Return the listing below word for word.
◇ ◇ ◇ ◇
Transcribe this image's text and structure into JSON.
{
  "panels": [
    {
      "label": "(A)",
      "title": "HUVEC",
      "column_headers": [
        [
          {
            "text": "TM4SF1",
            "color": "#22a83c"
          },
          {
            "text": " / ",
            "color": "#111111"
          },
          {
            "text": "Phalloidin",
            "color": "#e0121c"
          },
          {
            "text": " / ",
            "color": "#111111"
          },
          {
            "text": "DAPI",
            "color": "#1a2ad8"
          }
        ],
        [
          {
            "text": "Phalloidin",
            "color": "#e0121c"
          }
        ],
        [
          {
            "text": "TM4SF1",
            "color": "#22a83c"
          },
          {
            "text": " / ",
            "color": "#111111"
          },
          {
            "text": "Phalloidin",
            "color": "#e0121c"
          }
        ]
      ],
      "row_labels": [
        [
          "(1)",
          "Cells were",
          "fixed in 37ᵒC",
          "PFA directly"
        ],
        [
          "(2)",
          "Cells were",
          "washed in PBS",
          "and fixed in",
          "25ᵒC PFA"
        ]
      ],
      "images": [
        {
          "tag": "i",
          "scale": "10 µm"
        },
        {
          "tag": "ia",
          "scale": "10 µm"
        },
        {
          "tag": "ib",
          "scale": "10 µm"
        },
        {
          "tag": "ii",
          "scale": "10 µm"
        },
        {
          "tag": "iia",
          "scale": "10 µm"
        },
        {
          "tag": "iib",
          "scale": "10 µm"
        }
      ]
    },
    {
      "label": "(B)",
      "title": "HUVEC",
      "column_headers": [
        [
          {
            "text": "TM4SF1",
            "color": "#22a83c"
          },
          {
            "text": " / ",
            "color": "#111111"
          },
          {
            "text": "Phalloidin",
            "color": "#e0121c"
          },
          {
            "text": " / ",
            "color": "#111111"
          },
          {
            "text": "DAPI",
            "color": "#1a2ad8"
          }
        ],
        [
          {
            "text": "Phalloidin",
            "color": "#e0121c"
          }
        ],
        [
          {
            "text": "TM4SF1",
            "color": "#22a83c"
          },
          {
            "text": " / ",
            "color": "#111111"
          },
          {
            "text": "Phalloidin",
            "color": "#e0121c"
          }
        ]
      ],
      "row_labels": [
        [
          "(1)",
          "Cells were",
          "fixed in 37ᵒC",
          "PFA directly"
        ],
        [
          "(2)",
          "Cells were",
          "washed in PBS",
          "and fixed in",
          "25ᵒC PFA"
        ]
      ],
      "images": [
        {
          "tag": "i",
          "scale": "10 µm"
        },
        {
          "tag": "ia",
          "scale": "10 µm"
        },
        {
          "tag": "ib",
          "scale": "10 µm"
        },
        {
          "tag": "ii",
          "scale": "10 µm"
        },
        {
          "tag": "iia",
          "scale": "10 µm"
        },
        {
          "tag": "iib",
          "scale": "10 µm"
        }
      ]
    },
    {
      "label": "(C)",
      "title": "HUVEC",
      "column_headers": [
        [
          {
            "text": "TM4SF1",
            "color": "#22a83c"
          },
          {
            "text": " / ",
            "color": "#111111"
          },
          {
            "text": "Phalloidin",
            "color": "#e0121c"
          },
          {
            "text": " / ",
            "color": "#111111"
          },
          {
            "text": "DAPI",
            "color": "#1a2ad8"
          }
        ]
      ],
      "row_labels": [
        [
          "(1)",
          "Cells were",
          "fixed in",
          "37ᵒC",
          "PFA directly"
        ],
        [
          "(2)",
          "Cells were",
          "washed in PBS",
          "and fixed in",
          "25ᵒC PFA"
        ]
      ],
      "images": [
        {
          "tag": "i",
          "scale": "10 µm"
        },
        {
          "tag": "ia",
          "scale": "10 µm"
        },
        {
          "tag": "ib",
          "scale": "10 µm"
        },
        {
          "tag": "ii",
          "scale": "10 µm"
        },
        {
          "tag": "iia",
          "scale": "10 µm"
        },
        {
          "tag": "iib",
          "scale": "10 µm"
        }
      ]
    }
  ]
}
◇ ◇ ◇ ◇
WRITTEN SOLUTION –
Transcribe this image's text and structure into JSON.
{
  "panels": [
    {
      "label": "(A)",
      "title": "HUVEC",
      "column_headers": [
        [
          {
            "text": "TM4SF1",
            "color": "#22a83c"
          },
          {
            "text": " / ",
            "color": "#111111"
          },
          {
            "text": "Phalloidin",
            "color": "#e0121c"
          },
          {
            "text": " / ",
            "color": "#111111"
          },
          {
            "text": "DAPI",
            "color": "#1a2ad8"
          }
        ],
        [
          {
            "text": "Phalloidin",
            "color": "#e0121c"
          }
        ],
        [
          {
            "text": "TM4SF1",
            "color": "#22a83c"
          },
          {
            "text": " / ",
            "color": "#111111"
          },
          {
            "text": "Phalloidin",
            "color": "#e0121c"
          }
        ]
      ],
      "row_labels": [
        [
          "(1)",
          "Cells were",
          "fixed in 37ᵒC",
          "PFA directly"
        ],
        [
          "(2)",
          "Cells were",
          "washed in PBS",
          "and fixed in",
          "25ᵒC PFA"
        ]
      ],
      "images": [
        {
          "tag": "i",
          "scale": "10 µm"
        },
        {
          "tag": "ia",
          "scale": "10 µm"
        },
        {
          "tag": "ib",
          "scale": "10 µm"
        },
        {
          "tag": "ii",
          "scale": "10 µm"
        },
        {
          "tag": "iia",
          "scale": "10 µm"
        },
        {
          "tag": "iib",
          "scale": "10 µm"
        }
      ]
    },
    {
      "label": "(B)",
      "title": "HUVEC",
      "column_headers": [
        [
          {
            "text": "TM4SF1",
            "color": "#22a83c"
          },
          {
            "text": " / ",
            "color": "#111111"
          },
          {
            "text": "Phalloidin",
            "color": "#e0121c"
          },
          {
            "text": " / ",
            "color": "#111111"
          },
          {
            "text": "DAPI",
            "color": "#1a2ad8"
          }
        ],
        [
          {
            "text": "Phalloidin",
            "color": "#e0121c"
          }
        ],
        [
          {
            "text": "TM4SF1",
            "color": "#22a83c"
          },
          {
            "text": " / ",
            "color": "#111111"
          },
          {
            "text": "Phalloidin",
            "color": "#e0121c"
          }
        ]
      ],
      "row_labels": [
        [
          "(1)",
          "Cells were",
          "fixed in 37ᵒC",
          "PFA directly"
        ],
        [
          "(2)",
          "Cells were",
          "washed in PBS",
          "and fixed in",
          "25ᵒC PFA"
        ]
      ],
      "images": [
        {
          "tag": "i",
          "scale": "10 µm"
        },
        {
          "tag": "ia",
          "scale": "10 µm"
        },
        {
          "tag": "ib",
          "scale": "10 µm"
        },
        {
          "tag": "ii",
          "scale": "10 µm"
        },
        {
          "tag": "iia",
          "scale": "10 µm"
        },
        {
          "tag": "iib",
          "scale": "10 µm"
        }
      ]
    },
    {
      "label": "(C)",
      "title": "HUVEC",
      "column_headers": [
        [
          {
            "text": "TM4SF1",
            "color": "#22a83c"
          },
          {
            "text": " / ",
            "color": "#111111"
          },
          {
            "text": "Phalloidin",
            "color": "#e0121c"
          },
          {
            "text": " / ",
            "color": "#111111"
          },
          {
            "text": "DAPI",
            "color": "#1a2ad8"
          }
        ]
      ],
      "row_labels": [
        [
          "(1)",
          "Cells were",
          "fixed in",
          "37ᵒC",
          "PFA directly"
        ],
        [
          "(2)",
          "Cells were",
          "washed in PBS",
          "and fixed in",
          "25ᵒC PFA"
        ]
      ],
      "images": [
        {
          "tag": "i",
          "scale": "10 µm"
        },
        {
          "tag": "ia",
          "scale": "10 µm"
        },
        {
          "tag": "ib",
          "scale": "10 µm"
        },
        {
          "tag": "ii",
          "scale": "10 µm"
        },
        {
          "tag": "iia",
          "scale": "10 µm"
        },
        {
          "tag": "iib",
          "scale": "10 µm"
        }
      ]
    }
  ]
}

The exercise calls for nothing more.